# [REQUIREMENT]
Leave out the pictures and copy everything else below exactly.

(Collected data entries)
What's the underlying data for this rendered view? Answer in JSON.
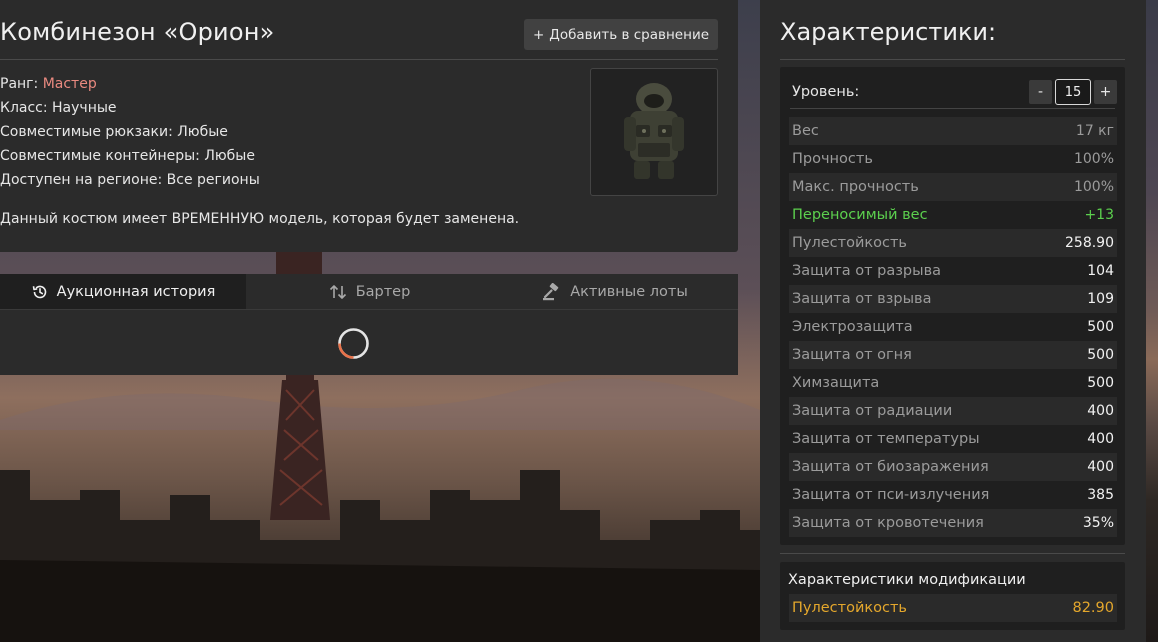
{
  "item": {
    "title": "Комбинезон «Орион»",
    "compare_button": "Добавить в сравнение",
    "props": [
      {
        "label": "Ранг: ",
        "value": "Мастер"
      },
      {
        "label": "Класс: ",
        "value": "Научные"
      },
      {
        "label": "Совместимые рюкзаки: ",
        "value": "Любые"
      },
      {
        "label": "Совместимые контейнеры: ",
        "value": "Любые"
      },
      {
        "label": "Доступен на регионе: ",
        "value": "Все регионы"
      }
    ],
    "notice": "Данный костюм имеет ВРЕМЕННУЮ модель, которая будет заменена."
  },
  "tabs": [
    {
      "label": "Аукционная история",
      "icon": "history-icon"
    },
    {
      "label": "Бартер",
      "icon": "swap-icon"
    },
    {
      "label": "Активные лоты",
      "icon": "gavel-icon"
    }
  ],
  "stats": {
    "title": "Характеристики:",
    "level_label": "Уровень:",
    "level_value": "15",
    "minus": "-",
    "plus": "+",
    "rows": [
      {
        "k": "Вес",
        "v": "17 кг",
        "style": "dim"
      },
      {
        "k": "Прочность",
        "v": "100%",
        "style": "dim"
      },
      {
        "k": "Макс. прочность",
        "v": "100%",
        "style": "dim"
      },
      {
        "k": "Переносимый вес",
        "v": "+13",
        "style": "green"
      },
      {
        "k": "Пулестойкость",
        "v": "258.90",
        "style": ""
      },
      {
        "k": "Защита от разрыва",
        "v": "104",
        "style": ""
      },
      {
        "k": "Защита от взрыва",
        "v": "109",
        "style": ""
      },
      {
        "k": "Электрозащита",
        "v": "500",
        "style": ""
      },
      {
        "k": "Защита от огня",
        "v": "500",
        "style": ""
      },
      {
        "k": "Химзащита",
        "v": "500",
        "style": ""
      },
      {
        "k": "Защита от радиации",
        "v": "400",
        "style": ""
      },
      {
        "k": "Защита от температуры",
        "v": "400",
        "style": ""
      },
      {
        "k": "Защита от биозаражения",
        "v": "400",
        "style": ""
      },
      {
        "k": "Защита от пси-излучения",
        "v": "385",
        "style": ""
      },
      {
        "k": "Защита от кровотечения",
        "v": "35%",
        "style": ""
      }
    ],
    "mod_title": "Характеристики модификации",
    "mod_row": {
      "k": "Пулестойкость",
      "v": "82.90"
    }
  },
  "colors": {
    "rank": "#ea8a80",
    "positive": "#5cd04e",
    "modification": "#e4a72c"
  }
}
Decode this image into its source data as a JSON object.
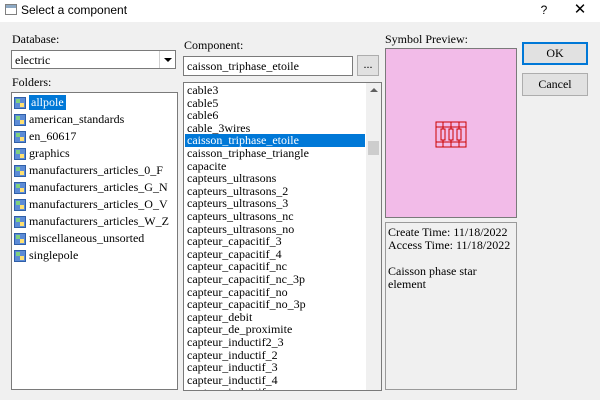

# [FULL ANSWER]
What's the underlying data for this rendered view? Answer in JSON.
{
  "item": {
    "title": "Комбинезон «Орион»",
    "compare_button": "Добавить в сравнение",
    "props": [
      {
        "label": "Ранг: ",
        "value": "Мастер"
      },
      {
        "label": "Класс: ",
        "value": "Научные"
      },
      {
        "label": "Совместимые рюкзаки: ",
        "value": "Любые"
      },
      {
        "label": "Совместимые контейнеры: ",
        "value": "Любые"
      },
      {
        "label": "Доступен на регионе: ",
        "value": "Все регионы"
      }
    ],
    "notice": "Данный костюм имеет ВРЕМЕННУЮ модель, которая будет заменена."
  },
  "tabs": [
    {
      "label": "Аукционная история",
      "icon": "history-icon"
    },
    {
      "label": "Бартер",
      "icon": "swap-icon"
    },
    {
      "label": "Активные лоты",
      "icon": "gavel-icon"
    }
  ],
  "stats": {
    "title": "Характеристики:",
    "level_label": "Уровень:",
    "level_value": "15",
    "minus": "-",
    "plus": "+",
    "rows": [
      {
        "k": "Вес",
        "v": "17 кг",
        "style": "dim"
      },
      {
        "k": "Прочность",
        "v": "100%",
        "style": "dim"
      },
      {
        "k": "Макс. прочность",
        "v": "100%",
        "style": "dim"
      },
      {
        "k": "Переносимый вес",
        "v": "+13",
        "style": "green"
      },
      {
        "k": "Пулестойкость",
        "v": "258.90",
        "style": ""
      },
      {
        "k": "Защита от разрыва",
        "v": "104",
        "style": ""
      },
      {
        "k": "Защита от взрыва",
        "v": "109",
        "style": ""
      },
      {
        "k": "Электрозащита",
        "v": "500",
        "style": ""
      },
      {
        "k": "Защита от огня",
        "v": "500",
        "style": ""
      },
      {
        "k": "Химзащита",
        "v": "500",
        "style": ""
      },
      {
        "k": "Защита от радиации",
        "v": "400",
        "style": ""
      },
      {
        "k": "Защита от температуры",
        "v": "400",
        "style": ""
      },
      {
        "k": "Защита от биозаражения",
        "v": "400",
        "style": ""
      },
      {
        "k": "Защита от пси-излучения",
        "v": "385",
        "style": ""
      },
      {
        "k": "Защита от кровотечения",
        "v": "35%",
        "style": ""
      }
    ],
    "mod_title": "Характеристики модификации",
    "mod_row": {
      "k": "Пулестойкость",
      "v": "82.90"
    }
  },
  "colors": {
    "rank": "#ea8a80",
    "positive": "#5cd04e",
    "modification": "#e4a72c"
  }
}
Decode this image into its source data as a JSON object.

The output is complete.